Data records
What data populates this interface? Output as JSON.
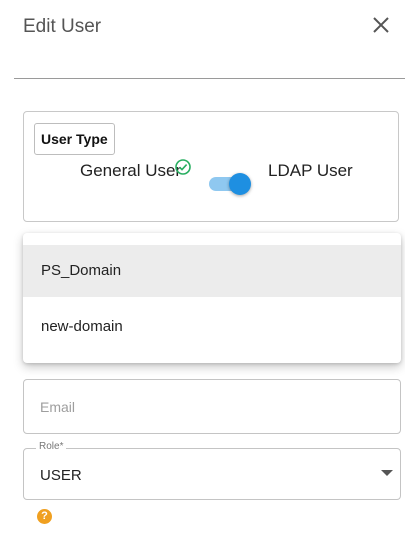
{
  "dialog": {
    "title": "Edit User",
    "close_icon": "close-icon"
  },
  "user_type": {
    "label": "User Type",
    "general_label": "General User",
    "general_status_icon": "check-circle-icon",
    "ldap_label": "LDAP User",
    "toggle_on": true
  },
  "domain_menu": {
    "items": [
      {
        "label": "PS_Domain",
        "selected": true
      },
      {
        "label": "new-domain",
        "selected": false
      }
    ]
  },
  "email": {
    "placeholder": "Email",
    "value": ""
  },
  "role": {
    "legend": "Role*",
    "value": "USER",
    "arrow_icon": "caret-down-icon"
  },
  "help": {
    "icon": "help-icon",
    "glyph": "?"
  },
  "colors": {
    "accent": "#1e8fe1",
    "check": "#27ae60",
    "help": "#f0a020"
  }
}
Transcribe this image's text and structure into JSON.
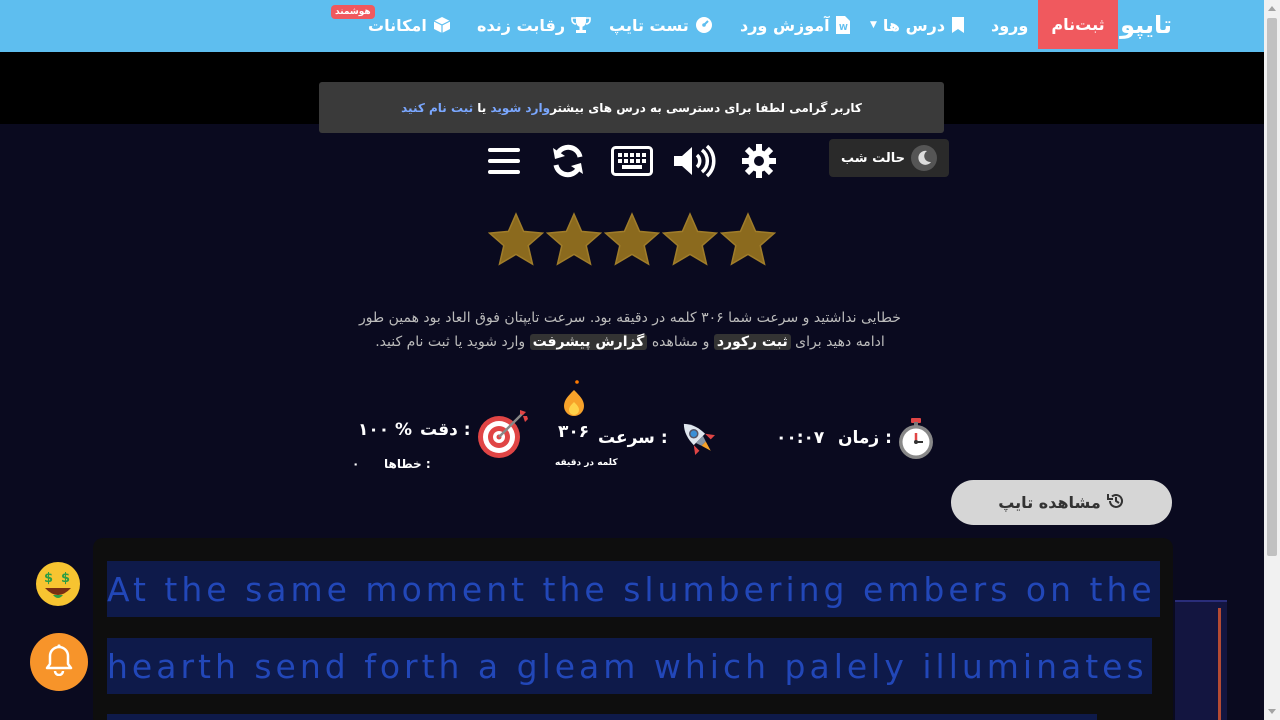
{
  "nav": {
    "brand": "تایپو",
    "signup": "ثبت‌نام",
    "login": "ورود",
    "lessons": "درس ها",
    "word_training": "آموزش ورد",
    "typing_test": "تست تایپ",
    "live_competition": "رقابت زنده",
    "features": "امکانات",
    "smart_badge": "هوشمند"
  },
  "notice": {
    "text_before": "کاربر گرامی لطفا برای دسترسی به درس های بیشتر ",
    "login_link": "وارد شوید",
    "middle": " یا ",
    "signup_link": "ثبت نام کنید"
  },
  "night_mode": {
    "label": "حالت شب"
  },
  "toolbar": [
    "menu-icon",
    "refresh-icon",
    "keyboard-icon",
    "volume-icon",
    "gear-icon"
  ],
  "rating": {
    "stars": 5,
    "max": 5,
    "star_color": "#8b6a1e"
  },
  "result": {
    "line1": "خطایی نداشتید و سرعت شما ۳۰۶ کلمه در دقیقه بود. سرعت تایپتان فوق العاد بود همین طور",
    "line2_a": "ادامه دهید برای ",
    "record": "ثبت رکورد",
    "line2_b": " و مشاهده ",
    "advanced_report": "گزارش پیشرفت",
    "line2_c": " وارد شوید یا ثبت نام کنید."
  },
  "stats": {
    "time_label": "زمان :",
    "time_value": "۰۰:۰۷",
    "speed_label": "سرعت :",
    "speed_value": "۳۰۶",
    "speed_unit": "کلمه در دقیقه",
    "accuracy_label": "دقت :",
    "accuracy_value": "۱۰۰ %",
    "errors_label": "خطاها :",
    "errors_value": "۰"
  },
  "watch_typing": {
    "label": "مشاهده تایپ"
  },
  "typing_text": {
    "line1": "At the same moment the slumbering embers on the",
    "line2": "hearth send forth a gleam which palely illuminates"
  },
  "colors": {
    "navbar": "#5ebeef",
    "signup": "#f0595e",
    "text_highlight": "#0e1a4a",
    "text_color": "#2247b8",
    "bell": "#f7942a"
  }
}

_EXERCISE DETAILS_
Without the pictures, print the whole listing exactly as given.

_SOLUTION BELOW_
What data populates this interface? Output as JSON.
{
  "dialog": {
    "title": "Edit User",
    "close_icon": "close-icon"
  },
  "user_type": {
    "label": "User Type",
    "general_label": "General User",
    "general_status_icon": "check-circle-icon",
    "ldap_label": "LDAP User",
    "toggle_on": true
  },
  "domain_menu": {
    "items": [
      {
        "label": "PS_Domain",
        "selected": true
      },
      {
        "label": "new-domain",
        "selected": false
      }
    ]
  },
  "email": {
    "placeholder": "Email",
    "value": ""
  },
  "role": {
    "legend": "Role*",
    "value": "USER",
    "arrow_icon": "caret-down-icon"
  },
  "help": {
    "icon": "help-icon",
    "glyph": "?"
  },
  "colors": {
    "accent": "#1e8fe1",
    "check": "#27ae60",
    "help": "#f0a020"
  }
}
Transcribe this image's text and structure into JSON.
{
  "nav": {
    "brand": "تایپو",
    "signup": "ثبت‌نام",
    "login": "ورود",
    "lessons": "درس ها",
    "word_training": "آموزش ورد",
    "typing_test": "تست تایپ",
    "live_competition": "رقابت زنده",
    "features": "امکانات",
    "smart_badge": "هوشمند"
  },
  "notice": {
    "text_before": "کاربر گرامی لطفا برای دسترسی به درس های بیشتر ",
    "login_link": "وارد شوید",
    "middle": " یا ",
    "signup_link": "ثبت نام کنید"
  },
  "night_mode": {
    "label": "حالت شب"
  },
  "toolbar": [
    "menu-icon",
    "refresh-icon",
    "keyboard-icon",
    "volume-icon",
    "gear-icon"
  ],
  "rating": {
    "stars": 5,
    "max": 5,
    "star_color": "#8b6a1e"
  },
  "result": {
    "line1": "خطایی نداشتید و سرعت شما ۳۰۶ کلمه در دقیقه بود. سرعت تایپتان فوق العاد بود همین طور",
    "line2_a": "ادامه دهید برای ",
    "record": "ثبت رکورد",
    "line2_b": " و مشاهده ",
    "advanced_report": "گزارش پیشرفت",
    "line2_c": " وارد شوید یا ثبت نام کنید."
  },
  "stats": {
    "time_label": "زمان :",
    "time_value": "۰۰:۰۷",
    "speed_label": "سرعت :",
    "speed_value": "۳۰۶",
    "speed_unit": "کلمه در دقیقه",
    "accuracy_label": "دقت :",
    "accuracy_value": "۱۰۰ %",
    "errors_label": "خطاها :",
    "errors_value": "۰"
  },
  "watch_typing": {
    "label": "مشاهده تایپ"
  },
  "typing_text": {
    "line1": "At the same moment the slumbering embers on the",
    "line2": "hearth send forth a gleam which palely illuminates"
  },
  "colors": {
    "navbar": "#5ebeef",
    "signup": "#f0595e",
    "text_highlight": "#0e1a4a",
    "text_color": "#2247b8",
    "bell": "#f7942a"
  }
}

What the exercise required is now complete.